— Excerpt —
^^^^^^^^
Paraffin wax produced from crude oil consists primarily of long chain, saturated hydrocarbons (linear alkanes/ n-paraffins) with carbon chain lengths of C18 to C75+, having individual melting points from 40 to 70°C. This wax material is referred to as “macrocrystalline wax.” Naphthenic hydrocarbons (C18 to C36) also deposit wax, which is referred to as “microcrystalline wax.” Macrocrystalline waxes lead to paraffin problems in production and transport operations; microcrystalline waxes contribute the most to tank-bottom sludges.[1] Fig. 1 shows the generic molecular structures of n-paraffins, iso-paraffins, and naphthenes. The n-heptane structure is an example of a “normal” paraffin; 2-methyloctane is an “iso” paraffin and n-butylcyclopentane is a naphthene. These specific n-paraffins and naphthenes are too small to crystallize as wax deposits (i.e., outside the carbon-number range specified above). The drawings illustrate the type of structures involved.

Waxes isolated from crudes can contain various amounts of all classes: n-paraffins, naphthenes, and iso-paraffins. For example, waxes derived from several Venezuelan crudes[1] showed n -paraffin/(cyclo + iso paraffin) ratios ranging from 1.28 to 0.23. The iso-paraffins of the 2-methyloctane type (Fig. 1) are more likely to be included in a wax deposit than the more highly branched alkanes.

A “clean waxy crude” is defined as a crude oil that consists of only hydrocarbons and wax as the heavy organic constituents. “Regular waxy crudes” contain other heavy organics in addition to the waxes (e.g., asphaltenes and resins). These heavy organics have interactions with the crude, which can either prevent wax-crystal formation or enhance it.

More information on the characteristics of waxes in crude oil can be found in Asphaltenes and waxes.


As the temperature of the crude drops below a critical level and/or as the low-molecular-weight hydrocarbons vaporize, the dissolved waxes begin to form insoluble crystals. The deposition process involves two distinct stages: nucleation and growth. Nucleation is the forming of paraffin clusters of a critical size (“nuclei”) that are stable in the hydrocarbon fluid. This insoluble wax itself tends to disperse in the crude.

Wax deposition onto the production system (“growth”) generally requires a “nucleating agent,” such as asphaltenes and inorganic solids. The wax deposits vary in consistency from a soft mush to a hard, brittle material. Paraffin deposits will be harder, if longer-chain n-paraffins are present. Paraffin deposits can also contain:[2]

  • Asphaltenes
  • Resins
  • Gums
  • Fine sand
  • Silt
  • Clays
  • Salt
  • Water

High-molecular-weight waxes tend to deposit in the higher-temperature sections of a well, while lower-molecular-weight fractions tend to deposit in lower-temperature regions. Prior to solidification, the solid wax crystals in the liquid oil change the flow properties from a Newtonian low viscosity fluid to a very-complex-flow behavior gel with a yield stress.
^^^^^^^^
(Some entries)
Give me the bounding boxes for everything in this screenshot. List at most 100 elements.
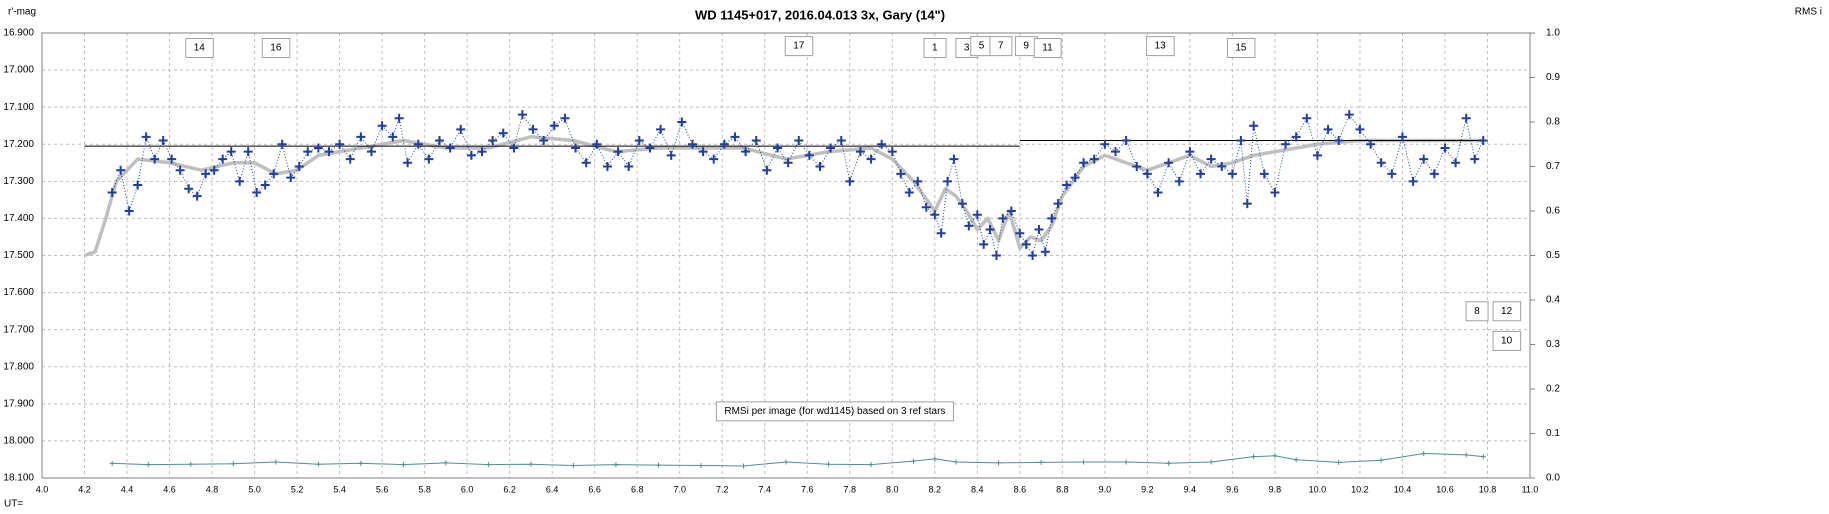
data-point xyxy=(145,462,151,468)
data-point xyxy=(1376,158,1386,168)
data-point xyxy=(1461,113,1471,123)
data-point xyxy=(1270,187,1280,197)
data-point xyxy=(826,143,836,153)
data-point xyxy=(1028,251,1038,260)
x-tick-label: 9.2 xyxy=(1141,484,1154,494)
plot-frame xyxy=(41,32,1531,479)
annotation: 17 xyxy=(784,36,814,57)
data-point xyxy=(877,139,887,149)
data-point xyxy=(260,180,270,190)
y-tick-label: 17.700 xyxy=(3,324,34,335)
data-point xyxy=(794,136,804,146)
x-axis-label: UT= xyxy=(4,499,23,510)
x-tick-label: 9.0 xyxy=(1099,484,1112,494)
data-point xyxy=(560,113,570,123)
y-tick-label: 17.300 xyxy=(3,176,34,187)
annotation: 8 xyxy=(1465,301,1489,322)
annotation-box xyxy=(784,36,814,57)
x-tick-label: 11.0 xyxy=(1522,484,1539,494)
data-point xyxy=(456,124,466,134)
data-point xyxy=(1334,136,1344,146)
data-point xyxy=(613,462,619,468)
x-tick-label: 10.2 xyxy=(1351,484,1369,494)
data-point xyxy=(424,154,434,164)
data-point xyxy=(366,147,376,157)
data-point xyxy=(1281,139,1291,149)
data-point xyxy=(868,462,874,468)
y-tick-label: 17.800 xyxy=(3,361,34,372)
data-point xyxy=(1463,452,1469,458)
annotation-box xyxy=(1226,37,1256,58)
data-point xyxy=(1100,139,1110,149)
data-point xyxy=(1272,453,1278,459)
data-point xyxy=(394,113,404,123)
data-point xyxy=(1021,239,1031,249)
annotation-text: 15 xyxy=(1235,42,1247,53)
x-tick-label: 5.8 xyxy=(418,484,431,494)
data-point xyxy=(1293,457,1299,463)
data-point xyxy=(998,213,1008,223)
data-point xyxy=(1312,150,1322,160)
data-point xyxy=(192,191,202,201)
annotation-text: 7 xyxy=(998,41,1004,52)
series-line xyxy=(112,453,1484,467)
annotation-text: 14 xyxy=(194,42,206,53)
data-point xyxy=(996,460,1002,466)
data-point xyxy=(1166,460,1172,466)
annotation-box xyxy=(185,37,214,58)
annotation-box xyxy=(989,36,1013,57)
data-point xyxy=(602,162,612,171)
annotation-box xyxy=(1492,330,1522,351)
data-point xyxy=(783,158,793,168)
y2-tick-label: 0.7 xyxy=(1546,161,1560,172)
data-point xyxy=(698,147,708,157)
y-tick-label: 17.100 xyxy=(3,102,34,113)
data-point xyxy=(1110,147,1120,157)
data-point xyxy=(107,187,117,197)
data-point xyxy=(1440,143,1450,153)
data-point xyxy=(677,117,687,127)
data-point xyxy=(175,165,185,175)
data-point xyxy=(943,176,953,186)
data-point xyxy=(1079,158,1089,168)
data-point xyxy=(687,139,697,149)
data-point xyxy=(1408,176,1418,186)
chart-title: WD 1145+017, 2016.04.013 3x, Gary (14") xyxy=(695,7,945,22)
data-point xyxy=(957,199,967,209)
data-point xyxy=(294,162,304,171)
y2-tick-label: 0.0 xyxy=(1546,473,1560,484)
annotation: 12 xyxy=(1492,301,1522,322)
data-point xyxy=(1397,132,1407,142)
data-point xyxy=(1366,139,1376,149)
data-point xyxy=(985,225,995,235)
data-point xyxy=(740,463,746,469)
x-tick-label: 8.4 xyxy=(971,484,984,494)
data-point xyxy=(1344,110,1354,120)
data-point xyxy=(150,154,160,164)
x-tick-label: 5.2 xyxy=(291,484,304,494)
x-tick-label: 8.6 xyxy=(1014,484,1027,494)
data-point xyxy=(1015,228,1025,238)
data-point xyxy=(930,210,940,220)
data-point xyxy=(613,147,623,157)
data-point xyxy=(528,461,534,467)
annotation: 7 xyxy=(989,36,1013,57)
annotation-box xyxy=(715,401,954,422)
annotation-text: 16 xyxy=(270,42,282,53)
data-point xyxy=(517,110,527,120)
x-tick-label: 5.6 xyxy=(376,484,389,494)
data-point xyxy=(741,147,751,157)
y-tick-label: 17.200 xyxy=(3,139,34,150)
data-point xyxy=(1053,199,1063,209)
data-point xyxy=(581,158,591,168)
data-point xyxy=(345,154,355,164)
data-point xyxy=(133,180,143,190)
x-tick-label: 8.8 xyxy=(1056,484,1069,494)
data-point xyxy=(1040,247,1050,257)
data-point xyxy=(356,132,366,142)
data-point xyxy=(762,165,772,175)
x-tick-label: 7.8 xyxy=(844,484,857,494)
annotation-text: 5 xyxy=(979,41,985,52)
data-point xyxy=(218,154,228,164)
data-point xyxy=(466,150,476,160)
^^^^^^^^
— Exercise requirements —
- A) In the entries, print the lines from the one containing "data-point xyxy=(145,462,151,468)" through the one containing "data-point xyxy=(877,139,887,149)", including both of those lines.
- B) Continue the text on paraffin wax in crude oil from the point where it ends.

— Written responses —
- A)
data-point xyxy=(145,462,151,468)
data-point xyxy=(1376,158,1386,168)
data-point xyxy=(1461,113,1471,123)
data-point xyxy=(1270,187,1280,197)
data-point xyxy=(826,143,836,153)
data-point xyxy=(1028,251,1038,260)
x-tick-label: 9.2 xyxy=(1141,484,1154,494)
plot-frame xyxy=(41,32,1531,479)
annotation: 17 xyxy=(784,36,814,57)
data-point xyxy=(877,139,887,149)

- B)
Coping with waxes

The primary chemical parameter to establish is the critical temperature at which these wax nuclei form—the wax appearance temperature (WAT). The WAT (or “cloud point”) is highly specific to each crude. The WAT value is a function of:[3]

  • Oil composition
  • Cooling rate during measurement
  • Pressure
  • Paraffin concentration
  • Molecular mass of paraffin molecules
  • Occurrence of nucleating materials such as asphaltenes, formation fines, and corrosion products
  • Water/oil ratio
  • Shear environment

See Wax precipitation for additional information.

A variety of experimental methods have been used to obtain this number. Among these are:

  • Differential scanning calorimetry (DSC) - measures the heat released by wax crystallization
  • Cross polarization microscopy (CPM) - exploits the fact that insoluble wax crystals rotate polarized light, but liquid hydrocarbons do not
  • Filter plugging (FP) - measures the increase in differential pressure across a filter, which can be attributed to wax-crystal formation
  • Fourier transform infrared energy scattering (FTIR) - detects the cloud point by measuring the increase in energy scattering associated with wax solidification

Each of these techniques has its advantages and disadvantages. A comparison/review of these methods is found in Monger-McClure, et al.[4] In testing, cloud points, measured by each of the four methods, agreed with the average value of all methods within 3 to 5°F.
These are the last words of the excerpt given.